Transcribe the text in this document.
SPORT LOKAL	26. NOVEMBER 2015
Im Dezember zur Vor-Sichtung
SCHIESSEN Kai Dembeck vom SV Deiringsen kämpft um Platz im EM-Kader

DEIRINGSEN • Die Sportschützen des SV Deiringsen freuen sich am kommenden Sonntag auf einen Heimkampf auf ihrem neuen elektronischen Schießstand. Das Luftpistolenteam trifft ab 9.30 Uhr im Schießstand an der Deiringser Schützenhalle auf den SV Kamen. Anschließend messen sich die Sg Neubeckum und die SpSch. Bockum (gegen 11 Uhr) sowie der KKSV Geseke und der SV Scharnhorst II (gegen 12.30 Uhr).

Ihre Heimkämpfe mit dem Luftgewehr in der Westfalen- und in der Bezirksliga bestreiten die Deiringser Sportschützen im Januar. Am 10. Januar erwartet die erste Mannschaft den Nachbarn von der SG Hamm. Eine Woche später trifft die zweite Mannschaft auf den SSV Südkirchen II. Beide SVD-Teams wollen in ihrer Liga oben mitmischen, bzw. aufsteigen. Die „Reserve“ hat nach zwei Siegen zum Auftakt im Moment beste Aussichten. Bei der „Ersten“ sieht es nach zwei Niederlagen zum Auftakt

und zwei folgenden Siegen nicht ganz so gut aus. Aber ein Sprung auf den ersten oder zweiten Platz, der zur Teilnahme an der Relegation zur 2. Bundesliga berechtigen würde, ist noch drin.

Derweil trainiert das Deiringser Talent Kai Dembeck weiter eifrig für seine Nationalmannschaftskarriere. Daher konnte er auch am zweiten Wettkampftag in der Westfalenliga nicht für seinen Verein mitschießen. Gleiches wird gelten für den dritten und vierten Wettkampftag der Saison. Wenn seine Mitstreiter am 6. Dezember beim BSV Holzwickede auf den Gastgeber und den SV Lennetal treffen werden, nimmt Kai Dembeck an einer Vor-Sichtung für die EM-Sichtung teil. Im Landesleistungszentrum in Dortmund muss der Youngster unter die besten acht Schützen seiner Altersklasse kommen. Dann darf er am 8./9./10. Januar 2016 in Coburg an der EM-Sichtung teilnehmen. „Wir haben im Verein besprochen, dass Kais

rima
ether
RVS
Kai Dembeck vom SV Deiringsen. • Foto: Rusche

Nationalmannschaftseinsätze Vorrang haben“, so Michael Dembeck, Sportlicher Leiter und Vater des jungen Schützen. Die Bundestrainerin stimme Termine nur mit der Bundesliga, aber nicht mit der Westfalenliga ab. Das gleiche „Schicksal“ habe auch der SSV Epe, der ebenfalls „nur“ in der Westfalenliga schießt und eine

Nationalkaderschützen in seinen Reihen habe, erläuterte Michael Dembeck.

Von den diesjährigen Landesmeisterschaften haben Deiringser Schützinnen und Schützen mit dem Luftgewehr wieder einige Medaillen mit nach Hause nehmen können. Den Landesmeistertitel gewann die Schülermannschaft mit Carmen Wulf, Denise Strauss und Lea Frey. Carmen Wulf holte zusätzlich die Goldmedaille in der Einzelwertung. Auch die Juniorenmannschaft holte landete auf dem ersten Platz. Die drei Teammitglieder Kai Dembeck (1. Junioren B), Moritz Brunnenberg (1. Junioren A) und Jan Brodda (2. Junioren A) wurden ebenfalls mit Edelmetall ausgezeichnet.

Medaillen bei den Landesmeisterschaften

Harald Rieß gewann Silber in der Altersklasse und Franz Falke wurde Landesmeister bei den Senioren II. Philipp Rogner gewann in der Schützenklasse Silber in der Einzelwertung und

◆ ◆ ◆ ◆ ◆

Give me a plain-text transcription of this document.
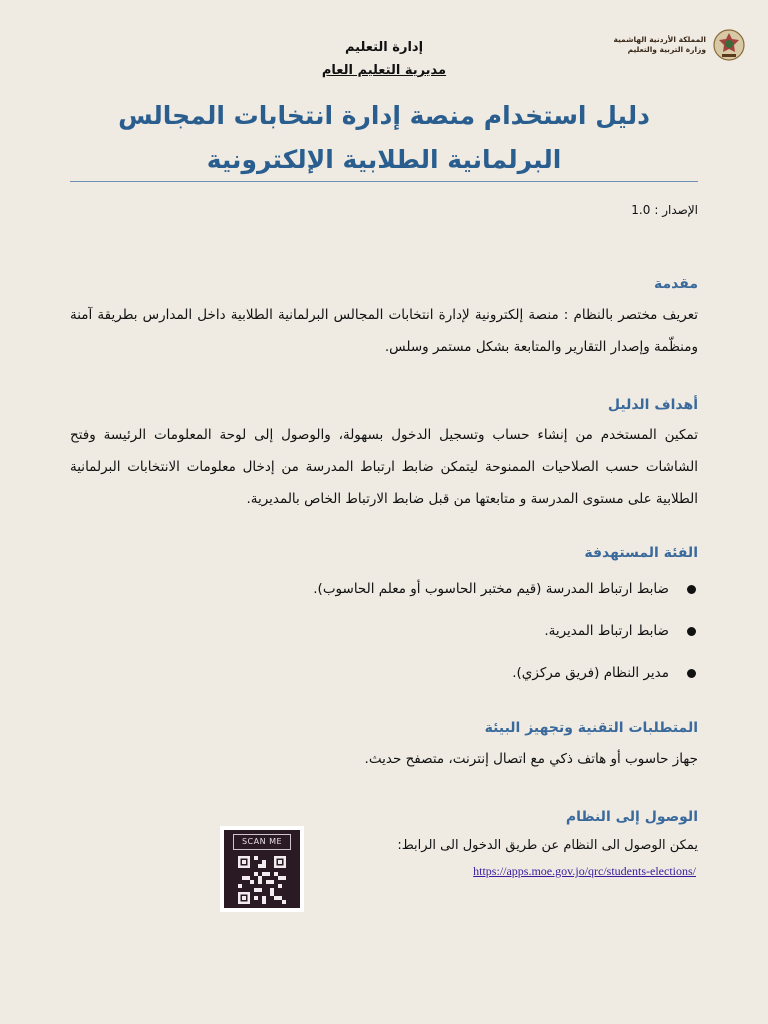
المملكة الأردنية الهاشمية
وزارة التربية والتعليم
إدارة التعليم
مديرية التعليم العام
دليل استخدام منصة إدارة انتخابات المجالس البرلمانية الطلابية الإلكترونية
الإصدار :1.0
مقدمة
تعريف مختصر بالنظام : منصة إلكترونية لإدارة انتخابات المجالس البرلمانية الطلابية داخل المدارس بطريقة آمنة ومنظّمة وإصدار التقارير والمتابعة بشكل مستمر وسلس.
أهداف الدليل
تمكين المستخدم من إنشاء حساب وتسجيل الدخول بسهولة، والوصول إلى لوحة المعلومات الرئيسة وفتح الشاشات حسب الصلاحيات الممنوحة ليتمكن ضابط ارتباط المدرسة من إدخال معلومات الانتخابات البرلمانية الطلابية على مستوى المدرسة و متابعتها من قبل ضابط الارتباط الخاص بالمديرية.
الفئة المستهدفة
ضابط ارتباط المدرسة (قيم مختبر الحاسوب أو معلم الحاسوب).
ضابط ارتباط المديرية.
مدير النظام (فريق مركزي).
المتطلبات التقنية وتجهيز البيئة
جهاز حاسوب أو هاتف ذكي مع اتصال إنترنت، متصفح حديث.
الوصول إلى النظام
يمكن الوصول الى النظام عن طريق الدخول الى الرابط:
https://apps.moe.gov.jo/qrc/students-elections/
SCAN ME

◆ ◆ ◆ ◆ ◆

* _TASK STATEMENT_:
Identify the lines in the entries above that contain "المدرسة", then copy them out.

* _FULL OUTPUT_:
تمكين المستخدم من إنشاء حساب وتسجيل الدخول بسهولة، والوصول إلى لوحة المعلومات الرئيسة وفتح الشاشات حسب الصلاحيات الممنوحة ليتمكن ضابط ارتباط المدرسة من إدخال معلومات الانتخابات البرلمانية الطلابية على مستوى المدرسة و متابعتها من قبل ضابط الارتباط الخاص بالمديرية.
ضابط ارتباط المدرسة (قيم مختبر الحاسوب أو معلم الحاسوب).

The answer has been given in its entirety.